Problem to solve: Read the lines that follow and tally those with the word "FPGA"; give the number and nothing else.

(Stored records)

# # # # # # #

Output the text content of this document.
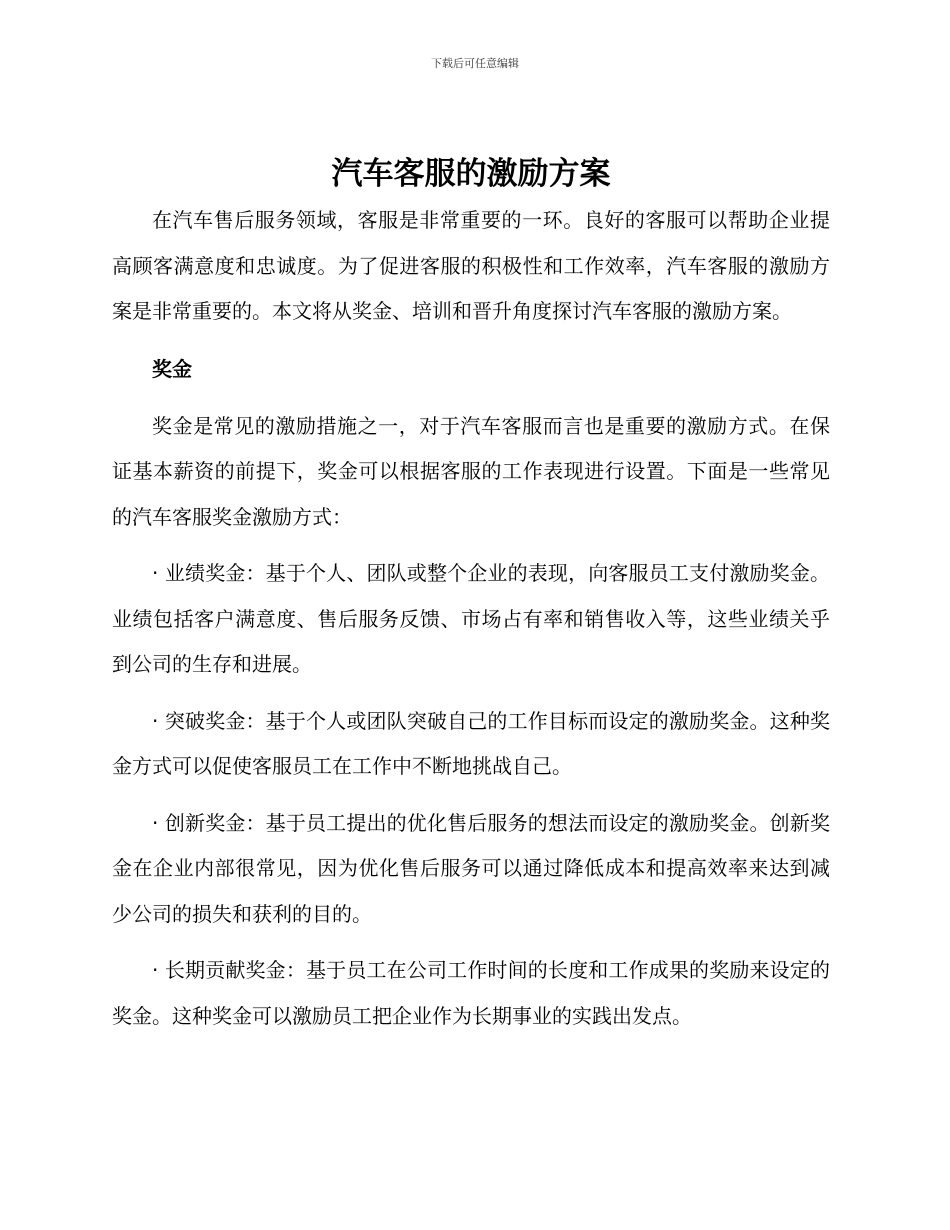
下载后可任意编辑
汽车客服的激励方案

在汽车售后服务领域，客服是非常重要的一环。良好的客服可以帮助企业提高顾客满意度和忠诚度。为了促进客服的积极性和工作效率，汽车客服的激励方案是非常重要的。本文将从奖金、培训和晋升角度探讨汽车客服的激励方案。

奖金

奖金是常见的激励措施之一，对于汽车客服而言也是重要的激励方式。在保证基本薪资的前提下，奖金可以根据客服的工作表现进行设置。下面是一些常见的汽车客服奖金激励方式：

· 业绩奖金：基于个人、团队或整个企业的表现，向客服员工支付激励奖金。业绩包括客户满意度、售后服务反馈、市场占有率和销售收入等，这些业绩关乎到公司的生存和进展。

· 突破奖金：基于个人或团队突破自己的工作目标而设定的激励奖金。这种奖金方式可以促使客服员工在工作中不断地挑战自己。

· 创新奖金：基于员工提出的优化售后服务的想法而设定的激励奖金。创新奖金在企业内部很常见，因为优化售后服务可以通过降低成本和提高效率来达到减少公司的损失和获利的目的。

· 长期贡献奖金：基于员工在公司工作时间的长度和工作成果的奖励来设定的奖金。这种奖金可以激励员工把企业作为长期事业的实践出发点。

# # # # # # #

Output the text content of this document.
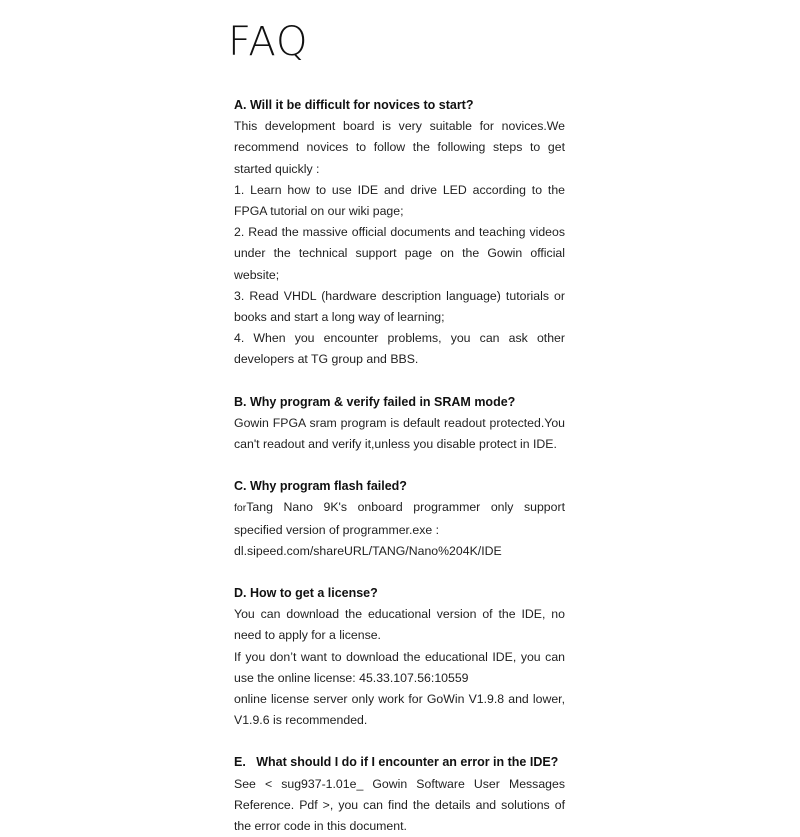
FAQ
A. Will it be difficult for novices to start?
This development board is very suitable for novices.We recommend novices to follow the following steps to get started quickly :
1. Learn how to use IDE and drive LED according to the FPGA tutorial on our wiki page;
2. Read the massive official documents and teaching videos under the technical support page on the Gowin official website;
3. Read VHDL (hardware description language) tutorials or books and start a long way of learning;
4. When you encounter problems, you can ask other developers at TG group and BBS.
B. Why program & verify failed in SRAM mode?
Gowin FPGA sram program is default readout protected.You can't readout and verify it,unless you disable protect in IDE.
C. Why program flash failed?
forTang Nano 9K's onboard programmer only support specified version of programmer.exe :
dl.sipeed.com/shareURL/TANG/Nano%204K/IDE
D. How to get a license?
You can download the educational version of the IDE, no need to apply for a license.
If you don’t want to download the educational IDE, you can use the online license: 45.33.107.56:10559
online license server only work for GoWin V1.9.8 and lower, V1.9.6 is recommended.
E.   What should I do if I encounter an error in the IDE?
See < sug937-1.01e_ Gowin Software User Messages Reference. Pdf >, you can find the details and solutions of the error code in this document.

# # # # # # #

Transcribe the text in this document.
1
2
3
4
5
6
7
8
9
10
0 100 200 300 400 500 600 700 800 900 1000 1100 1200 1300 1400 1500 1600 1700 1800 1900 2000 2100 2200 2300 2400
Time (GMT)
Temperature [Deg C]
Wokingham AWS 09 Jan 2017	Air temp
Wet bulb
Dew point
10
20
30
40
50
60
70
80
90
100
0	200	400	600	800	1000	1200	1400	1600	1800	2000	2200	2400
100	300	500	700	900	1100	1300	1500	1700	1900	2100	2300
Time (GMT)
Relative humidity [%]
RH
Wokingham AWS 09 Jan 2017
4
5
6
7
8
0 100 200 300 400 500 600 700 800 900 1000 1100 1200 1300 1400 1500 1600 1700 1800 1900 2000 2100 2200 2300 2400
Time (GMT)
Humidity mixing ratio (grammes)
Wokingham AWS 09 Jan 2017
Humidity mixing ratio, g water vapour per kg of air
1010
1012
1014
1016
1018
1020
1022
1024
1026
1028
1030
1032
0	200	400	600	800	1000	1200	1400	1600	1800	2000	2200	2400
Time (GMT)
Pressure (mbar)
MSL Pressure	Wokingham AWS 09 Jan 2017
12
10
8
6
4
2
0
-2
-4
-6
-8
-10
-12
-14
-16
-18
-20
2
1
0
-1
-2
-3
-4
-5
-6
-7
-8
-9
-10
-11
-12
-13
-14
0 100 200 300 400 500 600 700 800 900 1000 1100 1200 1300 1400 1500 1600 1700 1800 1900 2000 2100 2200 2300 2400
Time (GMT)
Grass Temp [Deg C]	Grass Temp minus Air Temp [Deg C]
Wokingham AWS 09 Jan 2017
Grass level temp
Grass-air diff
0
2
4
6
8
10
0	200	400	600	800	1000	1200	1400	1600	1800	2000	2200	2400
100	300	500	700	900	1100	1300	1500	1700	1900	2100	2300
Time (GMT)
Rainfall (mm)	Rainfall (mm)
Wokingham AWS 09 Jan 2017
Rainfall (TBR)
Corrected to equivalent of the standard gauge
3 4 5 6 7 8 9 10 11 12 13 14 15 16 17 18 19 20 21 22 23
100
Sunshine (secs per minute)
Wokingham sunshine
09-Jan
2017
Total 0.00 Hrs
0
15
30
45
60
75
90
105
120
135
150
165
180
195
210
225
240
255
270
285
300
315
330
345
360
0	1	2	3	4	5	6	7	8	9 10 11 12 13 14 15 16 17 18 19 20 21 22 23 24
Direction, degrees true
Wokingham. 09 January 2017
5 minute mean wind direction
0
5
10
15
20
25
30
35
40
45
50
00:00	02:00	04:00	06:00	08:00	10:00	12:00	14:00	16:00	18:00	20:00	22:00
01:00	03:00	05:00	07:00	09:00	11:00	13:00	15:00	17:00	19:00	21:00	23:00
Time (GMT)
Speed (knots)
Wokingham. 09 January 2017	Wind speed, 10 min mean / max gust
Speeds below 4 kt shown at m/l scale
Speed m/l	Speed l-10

# # # # # # #

Written answer: 2